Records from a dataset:
BEGIN

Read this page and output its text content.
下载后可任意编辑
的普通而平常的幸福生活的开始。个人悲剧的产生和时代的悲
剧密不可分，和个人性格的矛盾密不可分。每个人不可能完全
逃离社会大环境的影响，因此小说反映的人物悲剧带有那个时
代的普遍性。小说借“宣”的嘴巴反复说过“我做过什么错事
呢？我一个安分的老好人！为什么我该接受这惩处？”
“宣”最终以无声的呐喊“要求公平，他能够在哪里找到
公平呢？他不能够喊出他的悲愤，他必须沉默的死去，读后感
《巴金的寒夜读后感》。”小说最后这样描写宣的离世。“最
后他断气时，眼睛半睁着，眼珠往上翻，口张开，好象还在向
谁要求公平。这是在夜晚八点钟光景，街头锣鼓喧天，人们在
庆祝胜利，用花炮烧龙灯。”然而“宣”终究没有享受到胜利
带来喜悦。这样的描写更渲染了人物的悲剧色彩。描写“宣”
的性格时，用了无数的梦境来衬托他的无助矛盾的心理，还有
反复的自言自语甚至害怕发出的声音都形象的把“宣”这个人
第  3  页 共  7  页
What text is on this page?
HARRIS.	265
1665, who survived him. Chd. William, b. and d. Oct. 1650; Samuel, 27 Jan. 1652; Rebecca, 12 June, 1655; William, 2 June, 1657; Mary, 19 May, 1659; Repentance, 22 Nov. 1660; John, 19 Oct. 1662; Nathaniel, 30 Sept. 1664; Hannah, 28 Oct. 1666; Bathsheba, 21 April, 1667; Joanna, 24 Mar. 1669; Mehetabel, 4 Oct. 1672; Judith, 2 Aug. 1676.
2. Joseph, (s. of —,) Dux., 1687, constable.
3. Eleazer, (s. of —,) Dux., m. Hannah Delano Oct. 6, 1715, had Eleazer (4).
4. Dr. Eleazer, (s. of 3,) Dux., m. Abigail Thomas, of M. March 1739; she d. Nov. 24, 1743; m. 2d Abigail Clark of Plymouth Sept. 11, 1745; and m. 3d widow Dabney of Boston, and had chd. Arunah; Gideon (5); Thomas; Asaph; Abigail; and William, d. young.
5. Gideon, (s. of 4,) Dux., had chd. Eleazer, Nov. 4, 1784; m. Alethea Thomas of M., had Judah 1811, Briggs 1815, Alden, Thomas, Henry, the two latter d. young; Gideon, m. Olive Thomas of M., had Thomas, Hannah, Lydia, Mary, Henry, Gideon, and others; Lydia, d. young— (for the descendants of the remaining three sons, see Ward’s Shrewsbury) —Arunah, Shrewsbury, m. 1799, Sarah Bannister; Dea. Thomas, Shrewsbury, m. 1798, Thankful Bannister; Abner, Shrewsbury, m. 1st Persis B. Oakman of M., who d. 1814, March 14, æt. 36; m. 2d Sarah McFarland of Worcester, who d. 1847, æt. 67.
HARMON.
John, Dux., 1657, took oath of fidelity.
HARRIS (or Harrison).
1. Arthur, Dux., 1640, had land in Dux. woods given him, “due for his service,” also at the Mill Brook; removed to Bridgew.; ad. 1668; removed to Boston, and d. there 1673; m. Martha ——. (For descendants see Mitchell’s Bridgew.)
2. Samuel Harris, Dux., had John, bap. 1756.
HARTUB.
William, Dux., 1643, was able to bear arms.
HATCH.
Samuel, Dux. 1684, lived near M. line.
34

END

WORK TO DO
Your task is to reproduce the whole listing exactly.

EXERCISE RESPONSE
Read this page and output its text content.
下载后可任意编辑
的普通而平常的幸福生活的开始。个人悲剧的产生和时代的悲
剧密不可分，和个人性格的矛盾密不可分。每个人不可能完全
逃离社会大环境的影响，因此小说反映的人物悲剧带有那个时
代的普遍性。小说借“宣”的嘴巴反复说过“我做过什么错事
呢？我一个安分的老好人！为什么我该接受这惩处？”
“宣”最终以无声的呐喊“要求公平，他能够在哪里找到
公平呢？他不能够喊出他的悲愤，他必须沉默的死去，读后感
《巴金的寒夜读后感》。”小说最后这样描写宣的离世。“最
后他断气时，眼睛半睁着，眼珠往上翻，口张开，好象还在向
谁要求公平。这是在夜晚八点钟光景，街头锣鼓喧天，人们在
庆祝胜利，用花炮烧龙灯。”然而“宣”终究没有享受到胜利
带来喜悦。这样的描写更渲染了人物的悲剧色彩。描写“宣”
的性格时，用了无数的梦境来衬托他的无助矛盾的心理，还有
反复的自言自语甚至害怕发出的声音都形象的把“宣”这个人
第  3  页 共  7  页
What text is on this page?
HARRIS.	265
1665, who survived him. Chd. William, b. and d. Oct. 1650; Samuel, 27 Jan. 1652; Rebecca, 12 June, 1655; William, 2 June, 1657; Mary, 19 May, 1659; Repentance, 22 Nov. 1660; John, 19 Oct. 1662; Nathaniel, 30 Sept. 1664; Hannah, 28 Oct. 1666; Bathsheba, 21 April, 1667; Joanna, 24 Mar. 1669; Mehetabel, 4 Oct. 1672; Judith, 2 Aug. 1676.
2. Joseph, (s. of —,) Dux., 1687, constable.
3. Eleazer, (s. of —,) Dux., m. Hannah Delano Oct. 6, 1715, had Eleazer (4).
4. Dr. Eleazer, (s. of 3,) Dux., m. Abigail Thomas, of M. March 1739; she d. Nov. 24, 1743; m. 2d Abigail Clark of Plymouth Sept. 11, 1745; and m. 3d widow Dabney of Boston, and had chd. Arunah; Gideon (5); Thomas; Asaph; Abigail; and William, d. young.
5. Gideon, (s. of 4,) Dux., had chd. Eleazer, Nov. 4, 1784; m. Alethea Thomas of M., had Judah 1811, Briggs 1815, Alden, Thomas, Henry, the two latter d. young; Gideon, m. Olive Thomas of M., had Thomas, Hannah, Lydia, Mary, Henry, Gideon, and others; Lydia, d. young— (for the descendants of the remaining three sons, see Ward’s Shrewsbury) —Arunah, Shrewsbury, m. 1799, Sarah Bannister; Dea. Thomas, Shrewsbury, m. 1798, Thankful Bannister; Abner, Shrewsbury, m. 1st Persis B. Oakman of M., who d. 1814, March 14, æt. 36; m. 2d Sarah McFarland of Worcester, who d. 1847, æt. 67.
HARMON.
John, Dux., 1657, took oath of fidelity.
HARRIS (or Harrison).
1. Arthur, Dux., 1640, had land in Dux. woods given him, “due for his service,” also at the Mill Brook; removed to Bridgew.; ad. 1668; removed to Boston, and d. there 1673; m. Martha ——. (For descendants see Mitchell’s Bridgew.)
2. Samuel Harris, Dux., had John, bap. 1756.
HARTUB.
William, Dux., 1643, was able to bear arms.
HATCH.
Samuel, Dux. 1684, lived near M. line.
34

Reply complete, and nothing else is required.